◆ **EXERCISE AIM**: An exact copy of all the data is required, with pictures left out.

------------------------

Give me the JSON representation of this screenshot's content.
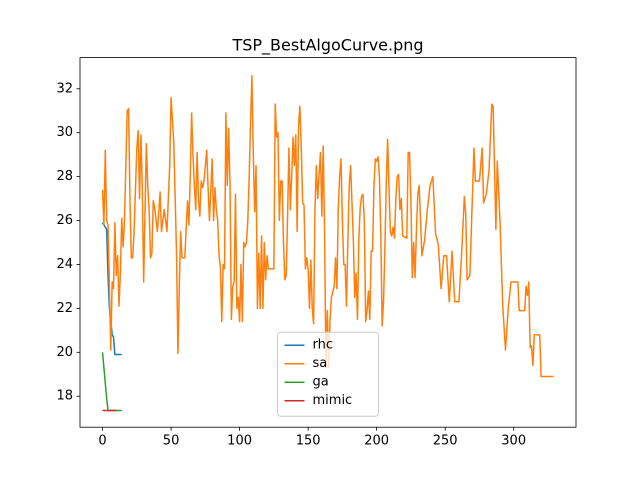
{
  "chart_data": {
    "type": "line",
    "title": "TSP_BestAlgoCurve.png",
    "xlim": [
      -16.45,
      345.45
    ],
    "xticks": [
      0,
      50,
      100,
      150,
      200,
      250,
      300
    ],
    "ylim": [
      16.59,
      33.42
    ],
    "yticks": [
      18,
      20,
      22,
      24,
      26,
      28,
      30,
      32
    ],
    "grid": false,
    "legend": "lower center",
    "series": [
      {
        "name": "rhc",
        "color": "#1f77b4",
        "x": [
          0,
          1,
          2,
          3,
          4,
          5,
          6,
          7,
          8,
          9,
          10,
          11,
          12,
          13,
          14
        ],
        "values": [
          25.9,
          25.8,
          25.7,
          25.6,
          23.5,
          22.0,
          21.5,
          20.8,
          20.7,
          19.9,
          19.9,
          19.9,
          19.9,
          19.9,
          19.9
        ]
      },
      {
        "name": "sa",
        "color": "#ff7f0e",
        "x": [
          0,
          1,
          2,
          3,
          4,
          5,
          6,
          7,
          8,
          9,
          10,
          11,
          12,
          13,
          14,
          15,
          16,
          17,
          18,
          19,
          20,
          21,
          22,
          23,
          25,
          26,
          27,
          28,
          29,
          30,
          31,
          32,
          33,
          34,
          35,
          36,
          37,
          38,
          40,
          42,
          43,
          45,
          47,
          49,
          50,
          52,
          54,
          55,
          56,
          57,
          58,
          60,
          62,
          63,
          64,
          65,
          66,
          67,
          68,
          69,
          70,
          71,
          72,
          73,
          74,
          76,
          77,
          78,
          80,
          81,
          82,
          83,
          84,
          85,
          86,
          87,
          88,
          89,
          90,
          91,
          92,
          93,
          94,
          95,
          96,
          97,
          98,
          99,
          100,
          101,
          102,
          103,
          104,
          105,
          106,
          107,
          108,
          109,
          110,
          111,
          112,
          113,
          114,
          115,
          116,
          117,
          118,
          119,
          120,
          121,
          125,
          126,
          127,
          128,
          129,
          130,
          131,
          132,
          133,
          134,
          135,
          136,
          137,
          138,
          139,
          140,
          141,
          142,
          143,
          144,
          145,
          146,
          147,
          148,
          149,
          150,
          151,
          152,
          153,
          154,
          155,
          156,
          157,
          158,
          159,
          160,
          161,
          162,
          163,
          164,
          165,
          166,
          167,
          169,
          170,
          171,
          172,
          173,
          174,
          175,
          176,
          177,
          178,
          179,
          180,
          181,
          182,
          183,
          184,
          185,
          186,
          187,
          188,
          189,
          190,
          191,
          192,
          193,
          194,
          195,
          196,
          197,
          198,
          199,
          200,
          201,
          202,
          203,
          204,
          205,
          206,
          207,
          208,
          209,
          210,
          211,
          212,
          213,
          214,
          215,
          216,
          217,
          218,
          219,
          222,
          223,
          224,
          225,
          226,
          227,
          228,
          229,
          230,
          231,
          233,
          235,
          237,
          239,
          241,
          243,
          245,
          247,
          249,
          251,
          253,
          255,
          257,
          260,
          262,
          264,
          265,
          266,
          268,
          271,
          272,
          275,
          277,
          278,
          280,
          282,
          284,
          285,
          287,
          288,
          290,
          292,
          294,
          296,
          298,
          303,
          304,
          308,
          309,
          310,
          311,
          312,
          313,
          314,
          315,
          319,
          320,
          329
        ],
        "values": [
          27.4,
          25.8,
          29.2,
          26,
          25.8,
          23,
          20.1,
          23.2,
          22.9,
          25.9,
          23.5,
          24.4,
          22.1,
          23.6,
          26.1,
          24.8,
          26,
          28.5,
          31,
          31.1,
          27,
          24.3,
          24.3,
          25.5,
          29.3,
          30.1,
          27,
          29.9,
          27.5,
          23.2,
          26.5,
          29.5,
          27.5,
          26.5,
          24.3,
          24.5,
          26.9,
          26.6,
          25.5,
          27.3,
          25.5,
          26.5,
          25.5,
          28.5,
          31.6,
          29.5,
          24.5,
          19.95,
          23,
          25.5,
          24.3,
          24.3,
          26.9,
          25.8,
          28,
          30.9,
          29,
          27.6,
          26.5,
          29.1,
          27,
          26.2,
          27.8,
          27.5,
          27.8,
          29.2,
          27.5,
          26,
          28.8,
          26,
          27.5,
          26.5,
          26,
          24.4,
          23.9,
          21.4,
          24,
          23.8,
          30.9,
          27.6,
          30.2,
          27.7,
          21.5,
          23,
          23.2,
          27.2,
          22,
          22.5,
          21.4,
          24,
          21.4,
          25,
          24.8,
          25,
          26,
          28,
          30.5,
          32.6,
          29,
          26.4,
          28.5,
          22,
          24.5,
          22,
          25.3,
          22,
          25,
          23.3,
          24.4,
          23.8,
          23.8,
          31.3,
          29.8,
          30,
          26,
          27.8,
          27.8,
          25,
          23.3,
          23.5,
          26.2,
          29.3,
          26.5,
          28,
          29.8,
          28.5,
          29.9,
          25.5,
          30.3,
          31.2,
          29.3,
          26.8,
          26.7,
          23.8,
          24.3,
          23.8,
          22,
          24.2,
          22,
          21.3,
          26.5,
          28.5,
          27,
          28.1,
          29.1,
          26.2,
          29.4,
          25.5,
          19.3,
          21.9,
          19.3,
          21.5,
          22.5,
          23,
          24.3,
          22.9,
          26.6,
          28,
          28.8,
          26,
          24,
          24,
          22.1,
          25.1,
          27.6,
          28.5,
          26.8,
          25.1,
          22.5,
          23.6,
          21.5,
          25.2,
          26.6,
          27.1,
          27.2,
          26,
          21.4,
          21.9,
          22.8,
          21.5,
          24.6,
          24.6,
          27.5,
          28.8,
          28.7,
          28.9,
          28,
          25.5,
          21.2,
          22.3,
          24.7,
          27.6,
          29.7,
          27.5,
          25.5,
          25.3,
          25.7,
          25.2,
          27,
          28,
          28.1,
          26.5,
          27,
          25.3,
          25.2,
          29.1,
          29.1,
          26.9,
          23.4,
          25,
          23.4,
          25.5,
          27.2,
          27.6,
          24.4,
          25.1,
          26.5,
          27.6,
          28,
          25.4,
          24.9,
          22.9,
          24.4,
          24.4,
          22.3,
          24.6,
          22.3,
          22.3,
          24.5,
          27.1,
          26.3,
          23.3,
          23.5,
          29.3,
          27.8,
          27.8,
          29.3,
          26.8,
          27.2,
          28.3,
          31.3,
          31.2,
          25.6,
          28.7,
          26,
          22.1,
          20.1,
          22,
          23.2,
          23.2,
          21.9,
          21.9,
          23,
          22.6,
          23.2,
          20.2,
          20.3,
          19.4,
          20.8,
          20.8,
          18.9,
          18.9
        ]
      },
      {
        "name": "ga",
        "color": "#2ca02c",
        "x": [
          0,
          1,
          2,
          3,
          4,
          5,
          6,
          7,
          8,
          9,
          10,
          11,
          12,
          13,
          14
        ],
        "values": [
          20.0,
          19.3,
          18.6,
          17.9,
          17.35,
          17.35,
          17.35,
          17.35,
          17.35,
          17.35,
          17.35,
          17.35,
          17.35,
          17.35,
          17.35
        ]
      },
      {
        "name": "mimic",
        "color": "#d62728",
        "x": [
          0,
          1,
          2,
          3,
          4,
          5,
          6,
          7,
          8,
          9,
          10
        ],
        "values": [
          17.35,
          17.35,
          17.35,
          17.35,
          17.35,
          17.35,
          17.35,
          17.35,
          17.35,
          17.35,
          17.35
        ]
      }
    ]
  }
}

------------------------

◆ **COMPLETE OUTPUT**:
Give me the JSON representation of this screenshot's content.
{
  "chart_data": {
    "type": "line",
    "title": "TSP_BestAlgoCurve.png",
    "xlim": [
      -16.45,
      345.45
    ],
    "xticks": [
      0,
      50,
      100,
      150,
      200,
      250,
      300
    ],
    "ylim": [
      16.59,
      33.42
    ],
    "yticks": [
      18,
      20,
      22,
      24,
      26,
      28,
      30,
      32
    ],
    "grid": false,
    "legend": "lower center",
    "series": [
      {
        "name": "rhc",
        "color": "#1f77b4",
        "x": [
          0,
          1,
          2,
          3,
          4,
          5,
          6,
          7,
          8,
          9,
          10,
          11,
          12,
          13,
          14
        ],
        "values": [
          25.9,
          25.8,
          25.7,
          25.6,
          23.5,
          22.0,
          21.5,
          20.8,
          20.7,
          19.9,
          19.9,
          19.9,
          19.9,
          19.9,
          19.9
        ]
      },
      {
        "name": "sa",
        "color": "#ff7f0e",
        "x": [
          0,
          1,
          2,
          3,
          4,
          5,
          6,
          7,
          8,
          9,
          10,
          11,
          12,
          13,
          14,
          15,
          16,
          17,
          18,
          19,
          20,
          21,
          22,
          23,
          25,
          26,
          27,
          28,
          29,
          30,
          31,
          32,
          33,
          34,
          35,
          36,
          37,
          38,
          40,
          42,
          43,
          45,
          47,
          49,
          50,
          52,
          54,
          55,
          56,
          57,
          58,
          60,
          62,
          63,
          64,
          65,
          66,
          67,
          68,
          69,
          70,
          71,
          72,
          73,
          74,
          76,
          77,
          78,
          80,
          81,
          82,
          83,
          84,
          85,
          86,
          87,
          88,
          89,
          90,
          91,
          92,
          93,
          94,
          95,
          96,
          97,
          98,
          99,
          100,
          101,
          102,
          103,
          104,
          105,
          106,
          107,
          108,
          109,
          110,
          111,
          112,
          113,
          114,
          115,
          116,
          117,
          118,
          119,
          120,
          121,
          125,
          126,
          127,
          128,
          129,
          130,
          131,
          132,
          133,
          134,
          135,
          136,
          137,
          138,
          139,
          140,
          141,
          142,
          143,
          144,
          145,
          146,
          147,
          148,
          149,
          150,
          151,
          152,
          153,
          154,
          155,
          156,
          157,
          158,
          159,
          160,
          161,
          162,
          163,
          164,
          165,
          166,
          167,
          169,
          170,
          171,
          172,
          173,
          174,
          175,
          176,
          177,
          178,
          179,
          180,
          181,
          182,
          183,
          184,
          185,
          186,
          187,
          188,
          189,
          190,
          191,
          192,
          193,
          194,
          195,
          196,
          197,
          198,
          199,
          200,
          201,
          202,
          203,
          204,
          205,
          206,
          207,
          208,
          209,
          210,
          211,
          212,
          213,
          214,
          215,
          216,
          217,
          218,
          219,
          222,
          223,
          224,
          225,
          226,
          227,
          228,
          229,
          230,
          231,
          233,
          235,
          237,
          239,
          241,
          243,
          245,
          247,
          249,
          251,
          253,
          255,
          257,
          260,
          262,
          264,
          265,
          266,
          268,
          271,
          272,
          275,
          277,
          278,
          280,
          282,
          284,
          285,
          287,
          288,
          290,
          292,
          294,
          296,
          298,
          303,
          304,
          308,
          309,
          310,
          311,
          312,
          313,
          314,
          315,
          319,
          320,
          329
        ],
        "values": [
          27.4,
          25.8,
          29.2,
          26,
          25.8,
          23,
          20.1,
          23.2,
          22.9,
          25.9,
          23.5,
          24.4,
          22.1,
          23.6,
          26.1,
          24.8,
          26,
          28.5,
          31,
          31.1,
          27,
          24.3,
          24.3,
          25.5,
          29.3,
          30.1,
          27,
          29.9,
          27.5,
          23.2,
          26.5,
          29.5,
          27.5,
          26.5,
          24.3,
          24.5,
          26.9,
          26.6,
          25.5,
          27.3,
          25.5,
          26.5,
          25.5,
          28.5,
          31.6,
          29.5,
          24.5,
          19.95,
          23,
          25.5,
          24.3,
          24.3,
          26.9,
          25.8,
          28,
          30.9,
          29,
          27.6,
          26.5,
          29.1,
          27,
          26.2,
          27.8,
          27.5,
          27.8,
          29.2,
          27.5,
          26,
          28.8,
          26,
          27.5,
          26.5,
          26,
          24.4,
          23.9,
          21.4,
          24,
          23.8,
          30.9,
          27.6,
          30.2,
          27.7,
          21.5,
          23,
          23.2,
          27.2,
          22,
          22.5,
          21.4,
          24,
          21.4,
          25,
          24.8,
          25,
          26,
          28,
          30.5,
          32.6,
          29,
          26.4,
          28.5,
          22,
          24.5,
          22,
          25.3,
          22,
          25,
          23.3,
          24.4,
          23.8,
          23.8,
          31.3,
          29.8,
          30,
          26,
          27.8,
          27.8,
          25,
          23.3,
          23.5,
          26.2,
          29.3,
          26.5,
          28,
          29.8,
          28.5,
          29.9,
          25.5,
          30.3,
          31.2,
          29.3,
          26.8,
          26.7,
          23.8,
          24.3,
          23.8,
          22,
          24.2,
          22,
          21.3,
          26.5,
          28.5,
          27,
          28.1,
          29.1,
          26.2,
          29.4,
          25.5,
          19.3,
          21.9,
          19.3,
          21.5,
          22.5,
          23,
          24.3,
          22.9,
          26.6,
          28,
          28.8,
          26,
          24,
          24,
          22.1,
          25.1,
          27.6,
          28.5,
          26.8,
          25.1,
          22.5,
          23.6,
          21.5,
          25.2,
          26.6,
          27.1,
          27.2,
          26,
          21.4,
          21.9,
          22.8,
          21.5,
          24.6,
          24.6,
          27.5,
          28.8,
          28.7,
          28.9,
          28,
          25.5,
          21.2,
          22.3,
          24.7,
          27.6,
          29.7,
          27.5,
          25.5,
          25.3,
          25.7,
          25.2,
          27,
          28,
          28.1,
          26.5,
          27,
          25.3,
          25.2,
          29.1,
          29.1,
          26.9,
          23.4,
          25,
          23.4,
          25.5,
          27.2,
          27.6,
          24.4,
          25.1,
          26.5,
          27.6,
          28,
          25.4,
          24.9,
          22.9,
          24.4,
          24.4,
          22.3,
          24.6,
          22.3,
          22.3,
          24.5,
          27.1,
          26.3,
          23.3,
          23.5,
          29.3,
          27.8,
          27.8,
          29.3,
          26.8,
          27.2,
          28.3,
          31.3,
          31.2,
          25.6,
          28.7,
          26,
          22.1,
          20.1,
          22,
          23.2,
          23.2,
          21.9,
          21.9,
          23,
          22.6,
          23.2,
          20.2,
          20.3,
          19.4,
          20.8,
          20.8,
          18.9,
          18.9
        ]
      },
      {
        "name": "ga",
        "color": "#2ca02c",
        "x": [
          0,
          1,
          2,
          3,
          4,
          5,
          6,
          7,
          8,
          9,
          10,
          11,
          12,
          13,
          14
        ],
        "values": [
          20.0,
          19.3,
          18.6,
          17.9,
          17.35,
          17.35,
          17.35,
          17.35,
          17.35,
          17.35,
          17.35,
          17.35,
          17.35,
          17.35,
          17.35
        ]
      },
      {
        "name": "mimic",
        "color": "#d62728",
        "x": [
          0,
          1,
          2,
          3,
          4,
          5,
          6,
          7,
          8,
          9,
          10
        ],
        "values": [
          17.35,
          17.35,
          17.35,
          17.35,
          17.35,
          17.35,
          17.35,
          17.35,
          17.35,
          17.35,
          17.35
        ]
      }
    ]
  }
}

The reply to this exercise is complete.